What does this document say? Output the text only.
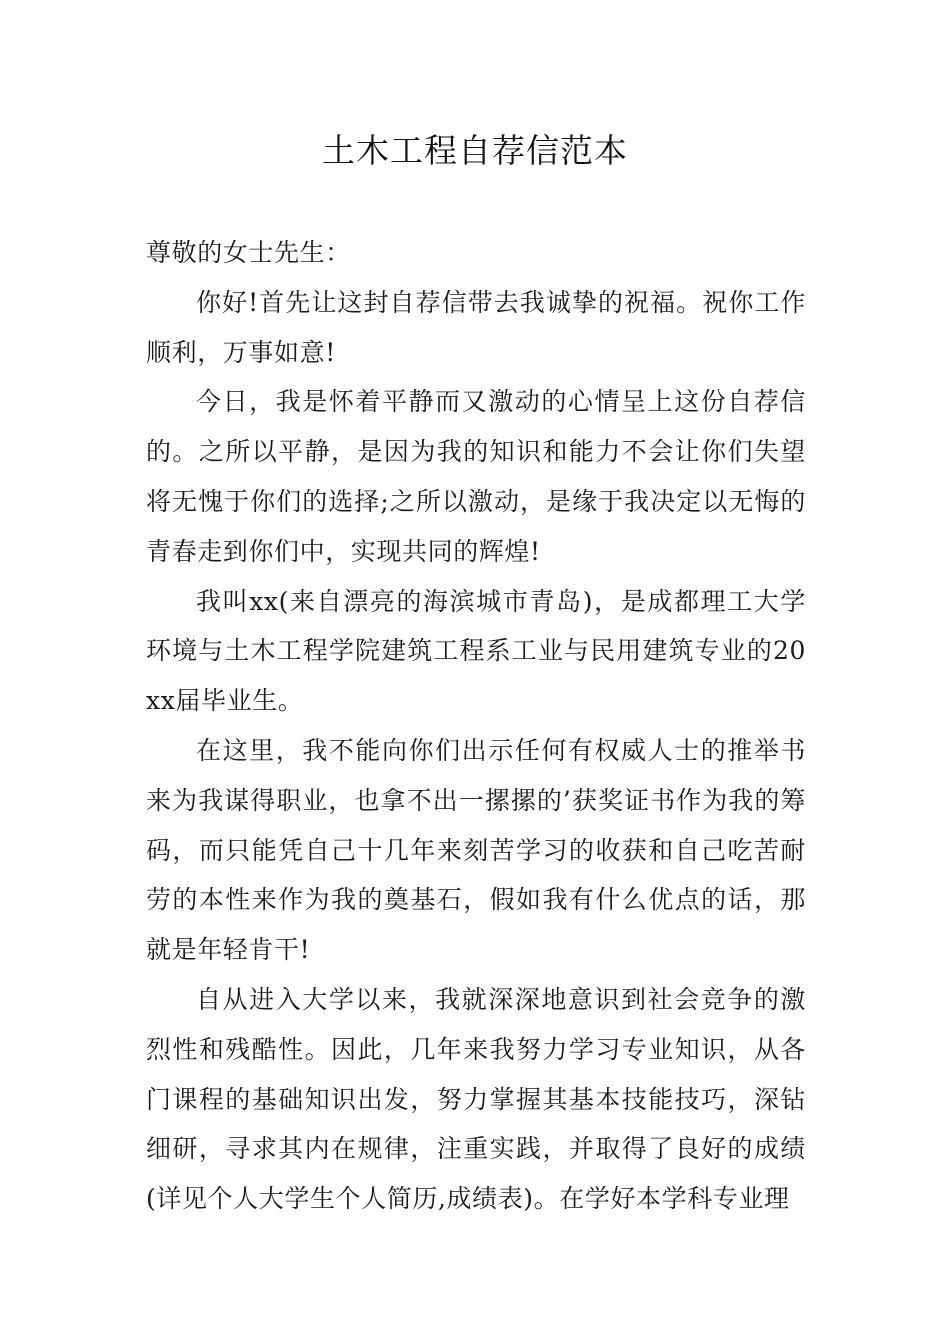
土木工程自荐信范本

尊敬的女士先生：

你好!首先让这封自荐信带去我诚挚的祝福。祝你工作顺利，万事如意!

今日，我是怀着平静而又激动的心情呈上这份自荐信的。之所以平静，是因为我的知识和能力不会让你们失望将无愧于你们的选择;之所以激动，是缘于我决定以无悔的青春走到你们中，实现共同的辉煌!

我叫xx(来自漂亮的海滨城市青岛)，是成都理工大学环境与土木工程学院建筑工程系工业与民用建筑专业的20xx届毕业生。

在这里，我不能向你们出示任何有权威人士的推举书来为我谋得职业，也拿不出一摞摞的’获奖证书作为我的筹码，而只能凭自己十几年来刻苦学习的收获和自己吃苦耐劳的本性来作为我的奠基石，假如我有什么优点的话，那就是年轻肯干!

自从进入大学以来，我就深深地意识到社会竞争的激烈性和残酷性。因此，几年来我努力学习专业知识，从各门课程的基础知识出发，努力掌握其基本技能技巧，深钻细研，寻求其内在规律，注重实践，并取得了良好的成绩(详见个人大学生个人简历,成绩表)。在学好本学科专业理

--------------------

Your objective:
Transcribe all the data word for word; the images stay out.

Expected output:
What does this document say? Output the text only.
土木工程自荐信范本

尊敬的女士先生：

你好!首先让这封自荐信带去我诚挚的祝福。祝你工作顺利，万事如意!

今日，我是怀着平静而又激动的心情呈上这份自荐信的。之所以平静，是因为我的知识和能力不会让你们失望将无愧于你们的选择;之所以激动，是缘于我决定以无悔的青春走到你们中，实现共同的辉煌!

我叫xx(来自漂亮的海滨城市青岛)，是成都理工大学环境与土木工程学院建筑工程系工业与民用建筑专业的20xx届毕业生。

在这里，我不能向你们出示任何有权威人士的推举书来为我谋得职业，也拿不出一摞摞的’获奖证书作为我的筹码，而只能凭自己十几年来刻苦学习的收获和自己吃苦耐劳的本性来作为我的奠基石，假如我有什么优点的话，那就是年轻肯干!

自从进入大学以来，我就深深地意识到社会竞争的激烈性和残酷性。因此，几年来我努力学习专业知识，从各门课程的基础知识出发，努力掌握其基本技能技巧，深钻细研，寻求其内在规律，注重实践，并取得了良好的成绩(详见个人大学生个人简历,成绩表)。在学好本学科专业理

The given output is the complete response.